[DESCRIPTION OF THE TASK] Below are records to be output exactly, every one of them.

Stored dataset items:
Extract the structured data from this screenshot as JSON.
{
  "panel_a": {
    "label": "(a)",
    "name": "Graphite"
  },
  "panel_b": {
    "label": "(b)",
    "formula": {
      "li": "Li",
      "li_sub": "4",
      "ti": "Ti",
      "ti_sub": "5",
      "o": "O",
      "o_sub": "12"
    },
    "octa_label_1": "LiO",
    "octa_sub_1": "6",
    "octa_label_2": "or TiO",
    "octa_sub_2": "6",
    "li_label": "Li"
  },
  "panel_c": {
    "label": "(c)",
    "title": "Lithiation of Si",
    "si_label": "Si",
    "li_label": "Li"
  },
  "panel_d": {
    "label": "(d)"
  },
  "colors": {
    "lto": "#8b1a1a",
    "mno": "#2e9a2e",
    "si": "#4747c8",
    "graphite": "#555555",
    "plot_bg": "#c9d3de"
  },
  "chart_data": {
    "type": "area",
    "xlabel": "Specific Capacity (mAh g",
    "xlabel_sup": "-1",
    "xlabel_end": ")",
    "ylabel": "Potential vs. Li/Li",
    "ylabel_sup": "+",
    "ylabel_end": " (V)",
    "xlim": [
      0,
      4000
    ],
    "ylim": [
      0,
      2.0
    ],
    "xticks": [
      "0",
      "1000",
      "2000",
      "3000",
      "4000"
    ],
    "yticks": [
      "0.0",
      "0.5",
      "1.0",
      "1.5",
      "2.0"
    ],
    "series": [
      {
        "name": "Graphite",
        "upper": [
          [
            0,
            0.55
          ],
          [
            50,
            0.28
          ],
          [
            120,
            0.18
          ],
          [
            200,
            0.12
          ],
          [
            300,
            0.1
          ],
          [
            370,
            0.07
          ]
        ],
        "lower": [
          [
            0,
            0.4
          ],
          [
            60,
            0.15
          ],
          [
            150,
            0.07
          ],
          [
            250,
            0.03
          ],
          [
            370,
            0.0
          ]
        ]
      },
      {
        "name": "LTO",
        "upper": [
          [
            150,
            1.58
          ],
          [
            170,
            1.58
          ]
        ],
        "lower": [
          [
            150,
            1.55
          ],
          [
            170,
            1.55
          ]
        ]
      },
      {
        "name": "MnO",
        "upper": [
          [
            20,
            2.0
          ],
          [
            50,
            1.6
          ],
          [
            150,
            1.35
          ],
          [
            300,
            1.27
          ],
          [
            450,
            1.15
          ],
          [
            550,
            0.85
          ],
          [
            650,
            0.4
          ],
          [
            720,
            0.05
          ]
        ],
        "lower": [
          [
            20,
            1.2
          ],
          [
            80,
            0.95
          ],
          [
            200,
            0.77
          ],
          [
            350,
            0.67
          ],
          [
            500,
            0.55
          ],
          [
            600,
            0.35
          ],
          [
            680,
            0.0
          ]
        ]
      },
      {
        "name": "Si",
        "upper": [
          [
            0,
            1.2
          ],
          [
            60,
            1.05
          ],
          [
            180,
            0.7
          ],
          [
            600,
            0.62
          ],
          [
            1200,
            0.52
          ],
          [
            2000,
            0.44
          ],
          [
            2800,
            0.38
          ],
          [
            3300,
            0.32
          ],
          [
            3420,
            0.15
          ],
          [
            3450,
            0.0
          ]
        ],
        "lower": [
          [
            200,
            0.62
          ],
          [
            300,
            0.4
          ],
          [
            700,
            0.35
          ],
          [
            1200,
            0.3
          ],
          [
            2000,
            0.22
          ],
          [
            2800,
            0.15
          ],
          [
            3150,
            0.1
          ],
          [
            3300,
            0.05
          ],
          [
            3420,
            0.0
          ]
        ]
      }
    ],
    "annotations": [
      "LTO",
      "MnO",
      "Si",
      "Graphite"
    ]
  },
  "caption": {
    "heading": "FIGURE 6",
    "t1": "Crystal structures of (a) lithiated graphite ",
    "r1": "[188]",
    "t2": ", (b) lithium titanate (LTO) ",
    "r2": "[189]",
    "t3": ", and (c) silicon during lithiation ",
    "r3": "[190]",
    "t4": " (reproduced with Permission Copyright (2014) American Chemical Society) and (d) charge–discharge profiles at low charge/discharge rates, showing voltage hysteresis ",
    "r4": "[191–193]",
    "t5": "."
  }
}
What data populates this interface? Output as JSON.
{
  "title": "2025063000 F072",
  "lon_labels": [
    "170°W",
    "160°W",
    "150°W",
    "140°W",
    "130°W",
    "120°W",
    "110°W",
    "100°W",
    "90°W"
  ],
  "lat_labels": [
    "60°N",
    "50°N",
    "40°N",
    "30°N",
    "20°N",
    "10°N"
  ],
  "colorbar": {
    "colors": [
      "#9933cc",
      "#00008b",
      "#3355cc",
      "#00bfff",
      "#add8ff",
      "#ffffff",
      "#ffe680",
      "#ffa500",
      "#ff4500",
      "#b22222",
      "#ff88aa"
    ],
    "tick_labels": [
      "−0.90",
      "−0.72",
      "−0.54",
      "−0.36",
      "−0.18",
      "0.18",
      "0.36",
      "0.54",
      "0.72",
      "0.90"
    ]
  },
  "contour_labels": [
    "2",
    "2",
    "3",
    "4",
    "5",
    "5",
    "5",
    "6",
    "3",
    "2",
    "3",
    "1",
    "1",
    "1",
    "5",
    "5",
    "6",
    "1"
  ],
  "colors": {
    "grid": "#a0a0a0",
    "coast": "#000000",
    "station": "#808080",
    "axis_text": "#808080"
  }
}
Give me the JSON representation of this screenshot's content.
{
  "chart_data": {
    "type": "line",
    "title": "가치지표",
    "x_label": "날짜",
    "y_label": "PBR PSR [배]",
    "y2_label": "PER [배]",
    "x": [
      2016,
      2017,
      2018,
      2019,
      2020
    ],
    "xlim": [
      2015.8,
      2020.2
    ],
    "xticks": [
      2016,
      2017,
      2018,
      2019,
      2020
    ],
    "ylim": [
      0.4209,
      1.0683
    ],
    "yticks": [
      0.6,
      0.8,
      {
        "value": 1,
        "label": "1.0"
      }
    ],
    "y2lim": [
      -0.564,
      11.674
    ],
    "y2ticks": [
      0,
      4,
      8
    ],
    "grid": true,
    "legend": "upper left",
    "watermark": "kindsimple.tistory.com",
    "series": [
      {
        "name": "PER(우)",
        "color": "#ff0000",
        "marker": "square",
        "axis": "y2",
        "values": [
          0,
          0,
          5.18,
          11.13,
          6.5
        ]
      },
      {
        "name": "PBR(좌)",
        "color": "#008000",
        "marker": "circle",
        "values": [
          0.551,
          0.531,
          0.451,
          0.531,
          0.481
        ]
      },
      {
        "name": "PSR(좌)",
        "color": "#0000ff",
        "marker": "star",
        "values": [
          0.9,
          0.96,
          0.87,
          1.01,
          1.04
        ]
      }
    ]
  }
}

[THE SOLUTION]
Extract the structured data from this screenshot as JSON.
{
  "panel_a": {
    "label": "(a)",
    "name": "Graphite"
  },
  "panel_b": {
    "label": "(b)",
    "formula": {
      "li": "Li",
      "li_sub": "4",
      "ti": "Ti",
      "ti_sub": "5",
      "o": "O",
      "o_sub": "12"
    },
    "octa_label_1": "LiO",
    "octa_sub_1": "6",
    "octa_label_2": "or TiO",
    "octa_sub_2": "6",
    "li_label": "Li"
  },
  "panel_c": {
    "label": "(c)",
    "title": "Lithiation of Si",
    "si_label": "Si",
    "li_label": "Li"
  },
  "panel_d": {
    "label": "(d)"
  },
  "colors": {
    "lto": "#8b1a1a",
    "mno": "#2e9a2e",
    "si": "#4747c8",
    "graphite": "#555555",
    "plot_bg": "#c9d3de"
  },
  "chart_data": {
    "type": "area",
    "xlabel": "Specific Capacity (mAh g",
    "xlabel_sup": "-1",
    "xlabel_end": ")",
    "ylabel": "Potential vs. Li/Li",
    "ylabel_sup": "+",
    "ylabel_end": " (V)",
    "xlim": [
      0,
      4000
    ],
    "ylim": [
      0,
      2.0
    ],
    "xticks": [
      "0",
      "1000",
      "2000",
      "3000",
      "4000"
    ],
    "yticks": [
      "0.0",
      "0.5",
      "1.0",
      "1.5",
      "2.0"
    ],
    "series": [
      {
        "name": "Graphite",
        "upper": [
          [
            0,
            0.55
          ],
          [
            50,
            0.28
          ],
          [
            120,
            0.18
          ],
          [
            200,
            0.12
          ],
          [
            300,
            0.1
          ],
          [
            370,
            0.07
          ]
        ],
        "lower": [
          [
            0,
            0.4
          ],
          [
            60,
            0.15
          ],
          [
            150,
            0.07
          ],
          [
            250,
            0.03
          ],
          [
            370,
            0.0
          ]
        ]
      },
      {
        "name": "LTO",
        "upper": [
          [
            150,
            1.58
          ],
          [
            170,
            1.58
          ]
        ],
        "lower": [
          [
            150,
            1.55
          ],
          [
            170,
            1.55
          ]
        ]
      },
      {
        "name": "MnO",
        "upper": [
          [
            20,
            2.0
          ],
          [
            50,
            1.6
          ],
          [
            150,
            1.35
          ],
          [
            300,
            1.27
          ],
          [
            450,
            1.15
          ],
          [
            550,
            0.85
          ],
          [
            650,
            0.4
          ],
          [
            720,
            0.05
          ]
        ],
        "lower": [
          [
            20,
            1.2
          ],
          [
            80,
            0.95
          ],
          [
            200,
            0.77
          ],
          [
            350,
            0.67
          ],
          [
            500,
            0.55
          ],
          [
            600,
            0.35
          ],
          [
            680,
            0.0
          ]
        ]
      },
      {
        "name": "Si",
        "upper": [
          [
            0,
            1.2
          ],
          [
            60,
            1.05
          ],
          [
            180,
            0.7
          ],
          [
            600,
            0.62
          ],
          [
            1200,
            0.52
          ],
          [
            2000,
            0.44
          ],
          [
            2800,
            0.38
          ],
          [
            3300,
            0.32
          ],
          [
            3420,
            0.15
          ],
          [
            3450,
            0.0
          ]
        ],
        "lower": [
          [
            200,
            0.62
          ],
          [
            300,
            0.4
          ],
          [
            700,
            0.35
          ],
          [
            1200,
            0.3
          ],
          [
            2000,
            0.22
          ],
          [
            2800,
            0.15
          ],
          [
            3150,
            0.1
          ],
          [
            3300,
            0.05
          ],
          [
            3420,
            0.0
          ]
        ]
      }
    ],
    "annotations": [
      "LTO",
      "MnO",
      "Si",
      "Graphite"
    ]
  },
  "caption": {
    "heading": "FIGURE 6",
    "t1": "Crystal structures of (a) lithiated graphite ",
    "r1": "[188]",
    "t2": ", (b) lithium titanate (LTO) ",
    "r2": "[189]",
    "t3": ", and (c) silicon during lithiation ",
    "r3": "[190]",
    "t4": " (reproduced with Permission Copyright (2014) American Chemical Society) and (d) charge–discharge profiles at low charge/discharge rates, showing voltage hysteresis ",
    "r4": "[191–193]",
    "t5": "."
  }
}
What data populates this interface? Output as JSON.
{
  "title": "2025063000 F072",
  "lon_labels": [
    "170°W",
    "160°W",
    "150°W",
    "140°W",
    "130°W",
    "120°W",
    "110°W",
    "100°W",
    "90°W"
  ],
  "lat_labels": [
    "60°N",
    "50°N",
    "40°N",
    "30°N",
    "20°N",
    "10°N"
  ],
  "colorbar": {
    "colors": [
      "#9933cc",
      "#00008b",
      "#3355cc",
      "#00bfff",
      "#add8ff",
      "#ffffff",
      "#ffe680",
      "#ffa500",
      "#ff4500",
      "#b22222",
      "#ff88aa"
    ],
    "tick_labels": [
      "−0.90",
      "−0.72",
      "−0.54",
      "−0.36",
      "−0.18",
      "0.18",
      "0.36",
      "0.54",
      "0.72",
      "0.90"
    ]
  },
  "contour_labels": [
    "2",
    "2",
    "3",
    "4",
    "5",
    "5",
    "5",
    "6",
    "3",
    "2",
    "3",
    "1",
    "1",
    "1",
    "5",
    "5",
    "6",
    "1"
  ],
  "colors": {
    "grid": "#a0a0a0",
    "coast": "#000000",
    "station": "#808080",
    "axis_text": "#808080"
  }
}
Give me the JSON representation of this screenshot's content.
{
  "chart_data": {
    "type": "line",
    "title": "가치지표",
    "x_label": "날짜",
    "y_label": "PBR PSR [배]",
    "y2_label": "PER [배]",
    "x": [
      2016,
      2017,
      2018,
      2019,
      2020
    ],
    "xlim": [
      2015.8,
      2020.2
    ],
    "xticks": [
      2016,
      2017,
      2018,
      2019,
      2020
    ],
    "ylim": [
      0.4209,
      1.0683
    ],
    "yticks": [
      0.6,
      0.8,
      {
        "value": 1,
        "label": "1.0"
      }
    ],
    "y2lim": [
      -0.564,
      11.674
    ],
    "y2ticks": [
      0,
      4,
      8
    ],
    "grid": true,
    "legend": "upper left",
    "watermark": "kindsimple.tistory.com",
    "series": [
      {
        "name": "PER(우)",
        "color": "#ff0000",
        "marker": "square",
        "axis": "y2",
        "values": [
          0,
          0,
          5.18,
          11.13,
          6.5
        ]
      },
      {
        "name": "PBR(좌)",
        "color": "#008000",
        "marker": "circle",
        "values": [
          0.551,
          0.531,
          0.451,
          0.531,
          0.481
        ]
      },
      {
        "name": "PSR(좌)",
        "color": "#0000ff",
        "marker": "star",
        "values": [
          0.9,
          0.96,
          0.87,
          1.01,
          1.04
        ]
      }
    ]
  }
}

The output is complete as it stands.